§ **Problem requirements**
Drop every picture and give the entries back exactly.

§ **Records supplied**

#####

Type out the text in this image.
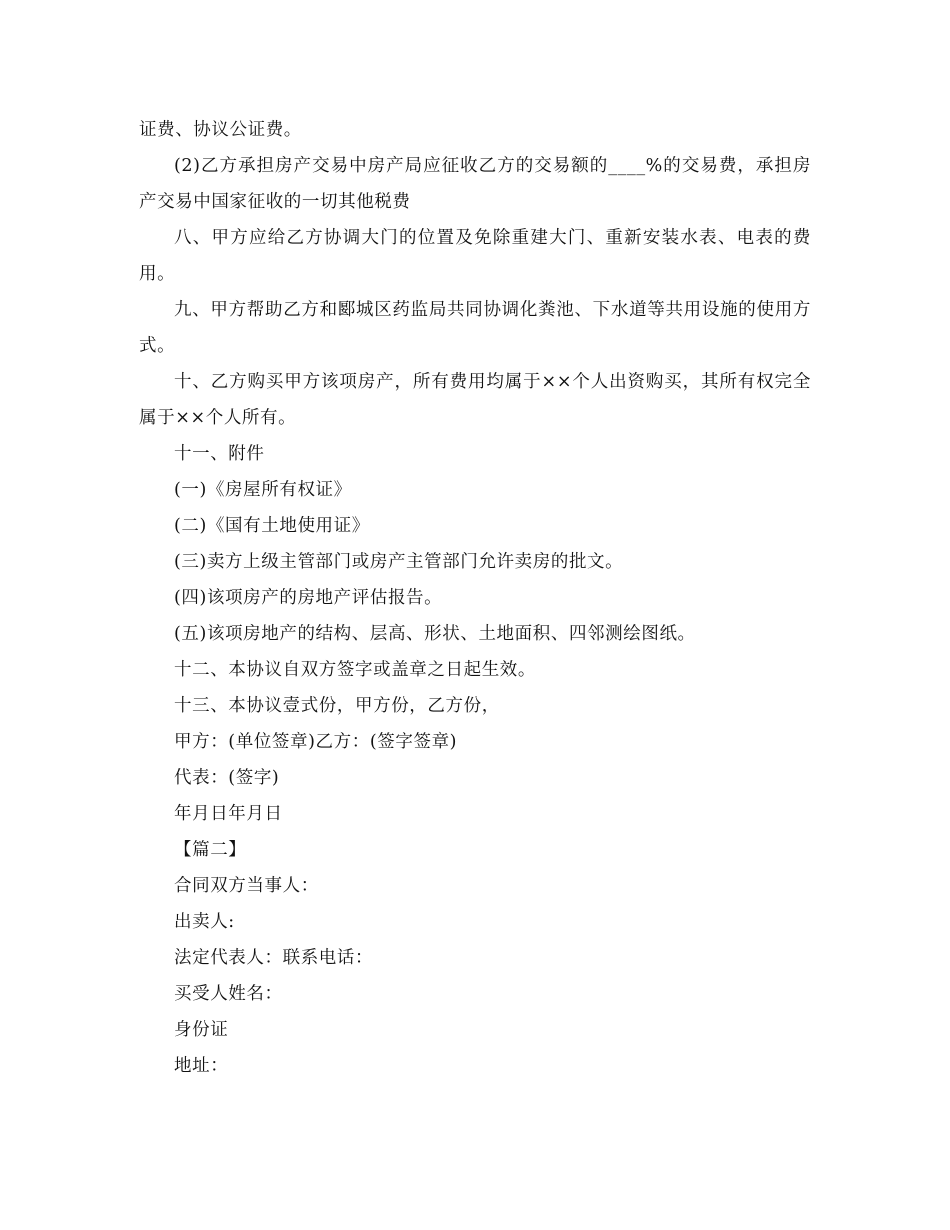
证费、协议公证费。

(2)乙方承担房产交易中房产局应征收乙方的交易额的____%的交易费，承担房产交易中国家征收的一切其他税费

八、甲方应给乙方协调大门的位置及免除重建大门、重新安装水表、电表的费用。

九、甲方帮助乙方和郾城区药监局共同协调化粪池、下水道等共用设施的使用方式。

十、乙方购买甲方该项房产，所有费用均属于××个人出资购买，其所有权完全属于××个人所有。

十一、附件

(一)《房屋所有权证》

(二)《国有土地使用证》

(三)卖方上级主管部门或房产主管部门允许卖房的批文。

(四)该项房产的房地产评估报告。

(五)该项房地产的结构、层高、形状、土地面积、四邻测绘图纸。

十二、本协议自双方签字或盖章之日起生效。

十三、本协议壹式份，甲方份，乙方份，

甲方：(单位签章)乙方：(签字签章)

代表：(签字)

年月日年月日

【篇二】

合同双方当事人：

出卖人:

法定代表人：联系电话：

买受人姓名：

身份证

地址：
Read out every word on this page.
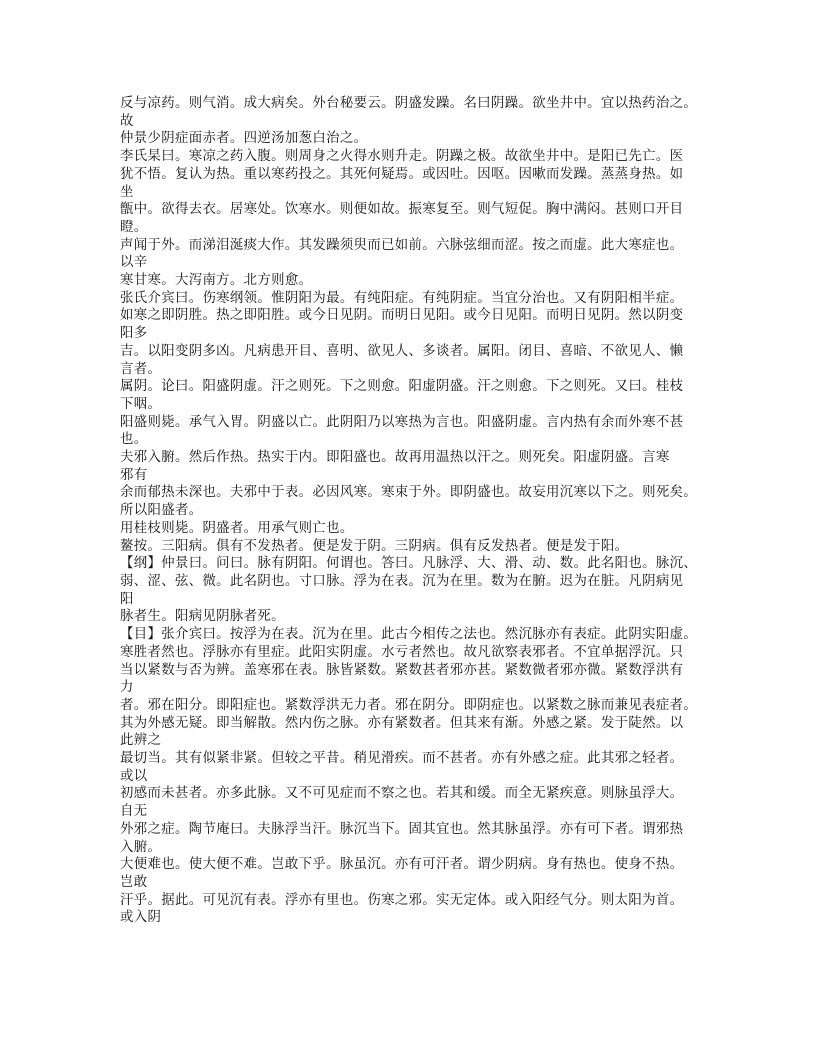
反与凉药。则气消。成大病矣。外台秘要云。阴盛发躁。名曰阴躁。欲坐井中。宜以热药治之。
故
仲景少阴症面赤者。四逆汤加葱白治之。
李氏杲曰。寒凉之药入腹。则周身之火得水则升走。阴躁之极。故欲坐井中。是阳已先亡。医
犹不悟。复认为热。重以寒药投之。其死何疑焉。或因吐。因呕。因嗽而发躁。蒸蒸身热。如
坐
甑中。欲得去衣。居寒处。饮寒水。则便如故。振寒复至。则气短促。胸中满闷。甚则口开目
瞪。
声闻于外。而涕泪涎痰大作。其发躁须臾而已如前。六脉弦细而涩。按之而虚。此大寒症也。
以辛
寒甘寒。大泻南方。北方则愈。
张氏介宾曰。伤寒纲领。惟阴阳为最。有纯阳症。有纯阴症。当宜分治也。又有阴阳相半症。
如寒之即阴胜。热之即阳胜。或今日见阴。而明日见阳。或今日见阳。而明日见阴。然以阴变
阳多
吉。以阳变阴多凶。凡病患开目、喜明、欲见人、多谈者。属阳。闭目、喜暗、不欲见人、懒
言者。
属阴。论曰。阳盛阴虚。汗之则死。下之则愈。阳虚阴盛。汗之则愈。下之则死。又曰。桂枝
下咽。
阳盛则毙。承气入胃。阴盛以亡。此阴阳乃以寒热为言也。阳盛阴虚。言内热有余而外寒不甚
也。
夫邪入腑。然后作热。热实于内。即阳盛也。故再用温热以汗之。则死矣。阳虚阴盛。言寒
邪有
余而郁热未深也。夫邪中于表。必因风寒。寒束于外。即阴盛也。故妄用沉寒以下之。则死矣。
所以阳盛者。
用桂枝则毙。阴盛者。用承气则亡也。
鳌按。三阳病。俱有不发热者。便是发于阴。三阴病。俱有反发热者。便是发于阳。
【纲】仲景曰。问曰。脉有阴阳。何谓也。答曰。凡脉浮、大、滑、动、数。此名阳也。脉沉、
弱、涩、弦、微。此名阴也。寸口脉。浮为在表。沉为在里。数为在腑。迟为在脏。凡阴病见
阳
脉者生。阳病见阴脉者死。
【目】张介宾曰。按浮为在表。沉为在里。此古今相传之法也。然沉脉亦有表症。此阴实阳虚。
寒胜者然也。浮脉亦有里症。此阳实阴虚。水亏者然也。故凡欲察表邪者。不宜单据浮沉。只
当以紧数与否为辨。盖寒邪在表。脉皆紧数。紧数甚者邪亦甚。紧数微者邪亦微。紧数浮洪有
力
者。邪在阳分。即阳症也。紧数浮洪无力者。邪在阴分。即阴症也。以紧数之脉而兼见表症者。
其为外感无疑。即当解散。然内伤之脉。亦有紧数者。但其来有渐。外感之紧。发于陡然。以
此辨之
最切当。其有似紧非紧。但较之平昔。稍见滑疾。而不甚者。亦有外感之症。此其邪之轻者。
或以
初感而未甚者。亦多此脉。又不可见症而不察之也。若其和缓。而全无紧疾意。则脉虽浮大。
自无
外邪之症。陶节庵曰。夫脉浮当汗。脉沉当下。固其宜也。然其脉虽浮。亦有可下者。谓邪热
入腑。
大便难也。使大便不难。岂敢下乎。脉虽沉。亦有可汗者。谓少阴病。身有热也。使身不热。
岂敢
汗乎。据此。可见沉有表。浮亦有里也。伤寒之邪。实无定体。或入阳经气分。则太阳为首。
或入阴
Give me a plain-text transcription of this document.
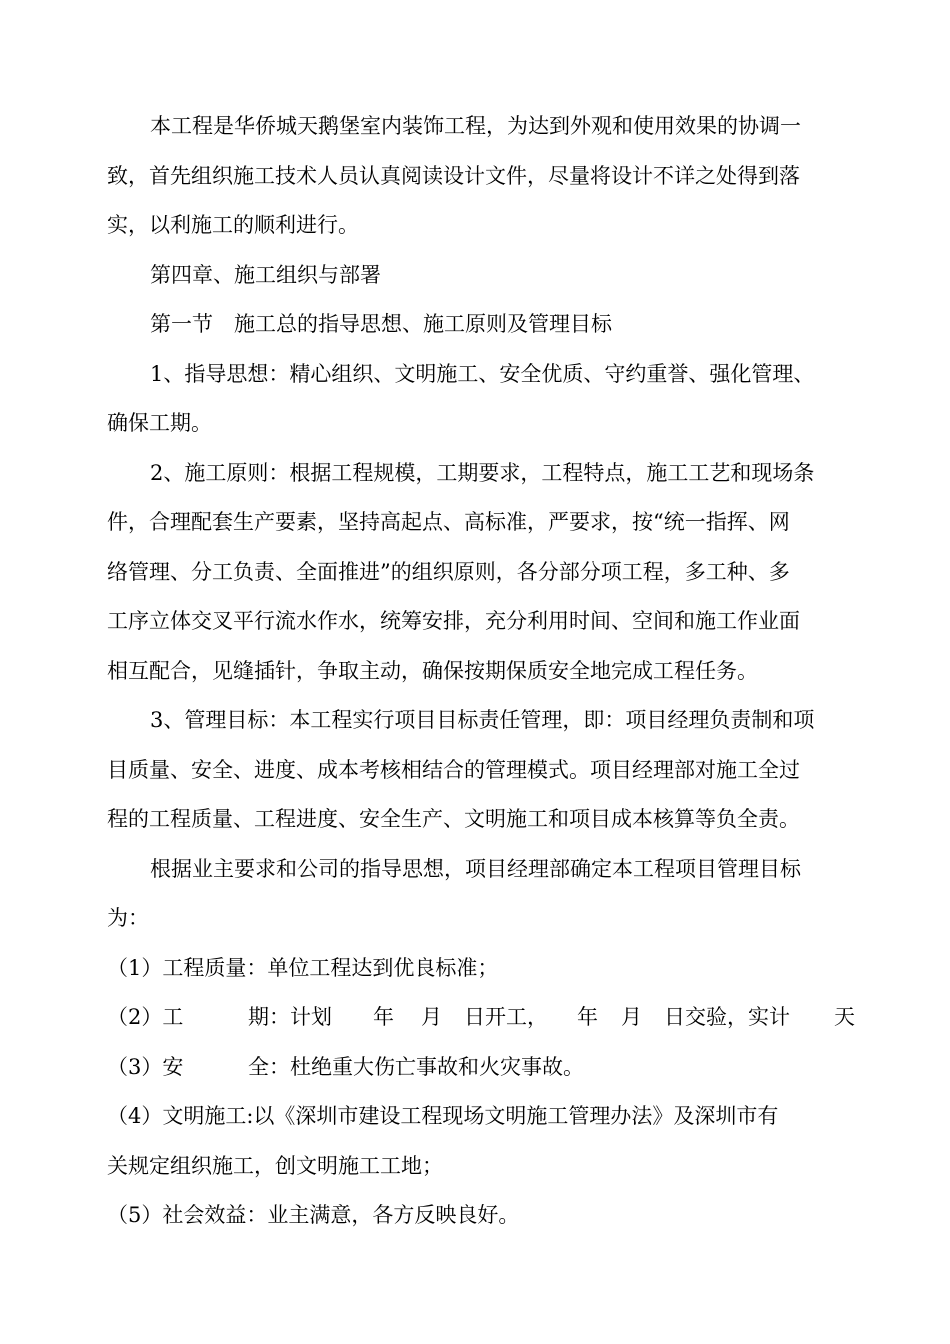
本工程是华侨城天鹅堡室内装饰工程，为达到外观和使用效果的协调一

致，首先组织施工技术人员认真阅读设计文件，尽量将设计不详之处得到落

实，以利施工的顺利进行。

第四章、施工组织与部署

第一节　施工总的指导思想、施工原则及管理目标

1、指导思想：精心组织、文明施工、安全优质、守约重誉、强化管理、

确保工期。

2、施工原则：根据工程规模，工期要求，工程特点，施工工艺和现场条

件，合理配套生产要素，坚持高起点、高标准，严要求，按“统一指挥、网

络管理、分工负责、全面推进”的组织原则，各分部分项工程，多工种、多

工序立体交叉平行流水作水，统筹安排，充分利用时间、空间和施工作业面

相互配合，见缝插针，争取主动，确保按期保质安全地完成工程任务。

3、管理目标：本工程实行项目目标责任管理，即：项目经理负责制和项

目质量、安全、进度、成本考核相结合的管理模式。项目经理部对施工全过

程的工程质量、工程进度、安全生产、文明施工和项目成本核算等负全责。

根据业主要求和公司的指导思想，项目经理部确定本工程项目管理目标

为：

（1）工程质量：单位工程达到优良标准；

（2）工

	期：计划

年

月

日开工，

年

月

日交验，实计

天

（3）安

	全：杜绝重大伤亡事故和火灾事故。

（4）文明施工:以《深圳市建设工程现场文明施工管理办法》及深圳市有

关规定组织施工，创文明施工工地；

（5）社会效益：业主满意，各方反映良好。
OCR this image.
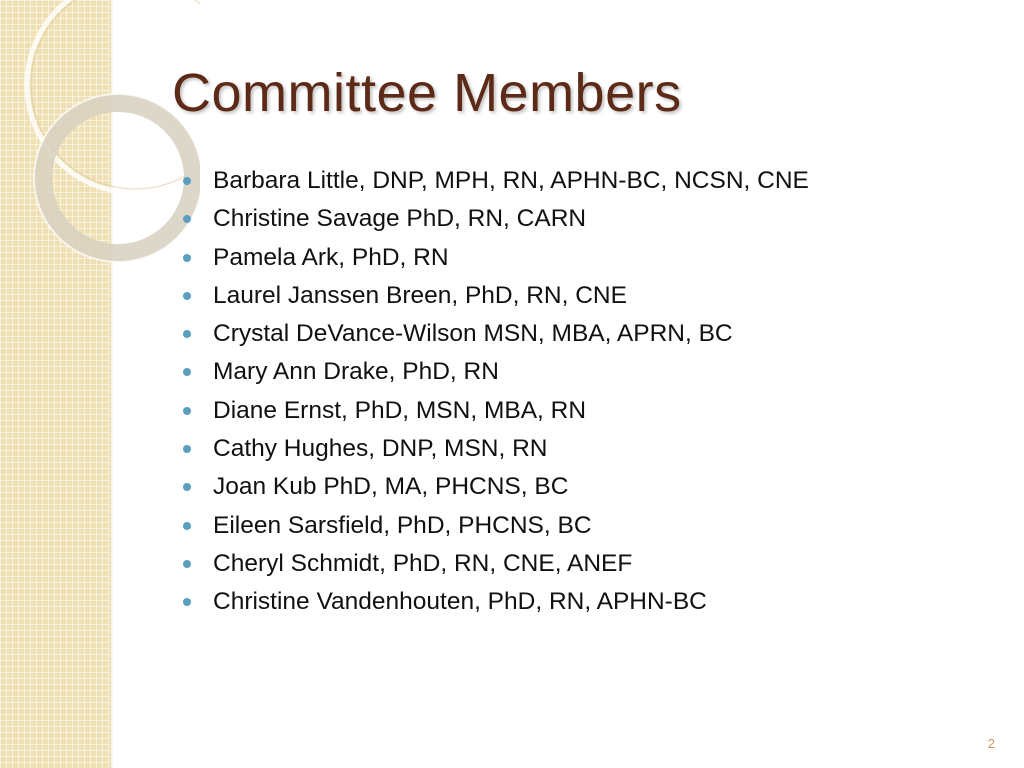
Committee Members
Barbara Little, DNP, MPH, RN, APHN-BC, NCSN, CNE
Christine Savage PhD, RN, CARN
Pamela Ark, PhD, RN
Laurel Janssen Breen, PhD, RN, CNE
Crystal DeVance-Wilson MSN, MBA, APRN, BC
Mary Ann Drake, PhD, RN
Diane Ernst, PhD, MSN, MBA, RN
Cathy Hughes, DNP, MSN, RN
Joan Kub PhD, MA, PHCNS, BC
Eileen Sarsfield, PhD, PHCNS, BC
Cheryl Schmidt, PhD, RN, CNE, ANEF
Christine Vandenhouten, PhD, RN, APHN-BC
2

#####

§ **Result**
Type out the text in this image.
证费、协议公证费。

(2)乙方承担房产交易中房产局应征收乙方的交易额的____%的交易费，承担房产交易中国家征收的一切其他税费

八、甲方应给乙方协调大门的位置及免除重建大门、重新安装水表、电表的费用。

九、甲方帮助乙方和郾城区药监局共同协调化粪池、下水道等共用设施的使用方式。

十、乙方购买甲方该项房产，所有费用均属于××个人出资购买，其所有权完全属于××个人所有。

十一、附件

(一)《房屋所有权证》

(二)《国有土地使用证》

(三)卖方上级主管部门或房产主管部门允许卖房的批文。

(四)该项房产的房地产评估报告。

(五)该项房地产的结构、层高、形状、土地面积、四邻测绘图纸。

十二、本协议自双方签字或盖章之日起生效。

十三、本协议壹式份，甲方份，乙方份，

甲方：(单位签章)乙方：(签字签章)

代表：(签字)

年月日年月日

【篇二】

合同双方当事人：

出卖人:

法定代表人：联系电话：

买受人姓名：

身份证

地址：
Read out every word on this page.
反与凉药。则气消。成大病矣。外台秘要云。阴盛发躁。名曰阴躁。欲坐井中。宜以热药治之。
故
仲景少阴症面赤者。四逆汤加葱白治之。
李氏杲曰。寒凉之药入腹。则周身之火得水则升走。阴躁之极。故欲坐井中。是阳已先亡。医
犹不悟。复认为热。重以寒药投之。其死何疑焉。或因吐。因呕。因嗽而发躁。蒸蒸身热。如
坐
甑中。欲得去衣。居寒处。饮寒水。则便如故。振寒复至。则气短促。胸中满闷。甚则口开目
瞪。
声闻于外。而涕泪涎痰大作。其发躁须臾而已如前。六脉弦细而涩。按之而虚。此大寒症也。
以辛
寒甘寒。大泻南方。北方则愈。
张氏介宾曰。伤寒纲领。惟阴阳为最。有纯阳症。有纯阴症。当宜分治也。又有阴阳相半症。
如寒之即阴胜。热之即阳胜。或今日见阴。而明日见阳。或今日见阳。而明日见阴。然以阴变
阳多
吉。以阳变阴多凶。凡病患开目、喜明、欲见人、多谈者。属阳。闭目、喜暗、不欲见人、懒
言者。
属阴。论曰。阳盛阴虚。汗之则死。下之则愈。阳虚阴盛。汗之则愈。下之则死。又曰。桂枝
下咽。
阳盛则毙。承气入胃。阴盛以亡。此阴阳乃以寒热为言也。阳盛阴虚。言内热有余而外寒不甚
也。
夫邪入腑。然后作热。热实于内。即阳盛也。故再用温热以汗之。则死矣。阳虚阴盛。言寒
邪有
余而郁热未深也。夫邪中于表。必因风寒。寒束于外。即阴盛也。故妄用沉寒以下之。则死矣。
所以阳盛者。
用桂枝则毙。阴盛者。用承气则亡也。
鳌按。三阳病。俱有不发热者。便是发于阴。三阴病。俱有反发热者。便是发于阳。
【纲】仲景曰。问曰。脉有阴阳。何谓也。答曰。凡脉浮、大、滑、动、数。此名阳也。脉沉、
弱、涩、弦、微。此名阴也。寸口脉。浮为在表。沉为在里。数为在腑。迟为在脏。凡阴病见
阳
脉者生。阳病见阴脉者死。
【目】张介宾曰。按浮为在表。沉为在里。此古今相传之法也。然沉脉亦有表症。此阴实阳虚。
寒胜者然也。浮脉亦有里症。此阳实阴虚。水亏者然也。故凡欲察表邪者。不宜单据浮沉。只
当以紧数与否为辨。盖寒邪在表。脉皆紧数。紧数甚者邪亦甚。紧数微者邪亦微。紧数浮洪有
力
者。邪在阳分。即阳症也。紧数浮洪无力者。邪在阴分。即阴症也。以紧数之脉而兼见表症者。
其为外感无疑。即当解散。然内伤之脉。亦有紧数者。但其来有渐。外感之紧。发于陡然。以
此辨之
最切当。其有似紧非紧。但较之平昔。稍见滑疾。而不甚者。亦有外感之症。此其邪之轻者。
或以
初感而未甚者。亦多此脉。又不可见症而不察之也。若其和缓。而全无紧疾意。则脉虽浮大。
自无
外邪之症。陶节庵曰。夫脉浮当汗。脉沉当下。固其宜也。然其脉虽浮。亦有可下者。谓邪热
入腑。
大便难也。使大便不难。岂敢下乎。脉虽沉。亦有可汗者。谓少阴病。身有热也。使身不热。
岂敢
汗乎。据此。可见沉有表。浮亦有里也。伤寒之邪。实无定体。或入阳经气分。则太阳为首。
或入阴
Give me a plain-text transcription of this document.
本工程是华侨城天鹅堡室内装饰工程，为达到外观和使用效果的协调一

致，首先组织施工技术人员认真阅读设计文件，尽量将设计不详之处得到落

实，以利施工的顺利进行。

第四章、施工组织与部署

第一节　施工总的指导思想、施工原则及管理目标

1、指导思想：精心组织、文明施工、安全优质、守约重誉、强化管理、

确保工期。

2、施工原则：根据工程规模，工期要求，工程特点，施工工艺和现场条

件，合理配套生产要素，坚持高起点、高标准，严要求，按“统一指挥、网

络管理、分工负责、全面推进”的组织原则，各分部分项工程，多工种、多

工序立体交叉平行流水作水，统筹安排，充分利用时间、空间和施工作业面

相互配合，见缝插针，争取主动，确保按期保质安全地完成工程任务。

3、管理目标：本工程实行项目目标责任管理，即：项目经理负责制和项

目质量、安全、进度、成本考核相结合的管理模式。项目经理部对施工全过

程的工程质量、工程进度、安全生产、文明施工和项目成本核算等负全责。

根据业主要求和公司的指导思想，项目经理部确定本工程项目管理目标

为：

（1）工程质量：单位工程达到优良标准；

（2）工

	期：计划

年

月

日开工，

年

月

日交验，实计

天

（3）安

	全：杜绝重大伤亡事故和火灾事故。

（4）文明施工:以《深圳市建设工程现场文明施工管理办法》及深圳市有

关规定组织施工，创文明施工工地；

（5）社会效益：业主满意，各方反映良好。
OCR this image.
Committee Members
Barbara Little, DNP, MPH, RN, APHN-BC, NCSN, CNE
Christine Savage PhD, RN, CARN
Pamela Ark, PhD, RN
Laurel Janssen Breen, PhD, RN, CNE
Crystal DeVance-Wilson MSN, MBA, APRN, BC
Mary Ann Drake, PhD, RN
Diane Ernst, PhD, MSN, MBA, RN
Cathy Hughes, DNP, MSN, RN
Joan Kub PhD, MA, PHCNS, BC
Eileen Sarsfield, PhD, PHCNS, BC
Cheryl Schmidt, PhD, RN, CNE, ANEF
Christine Vandenhouten, PhD, RN, APHN-BC
2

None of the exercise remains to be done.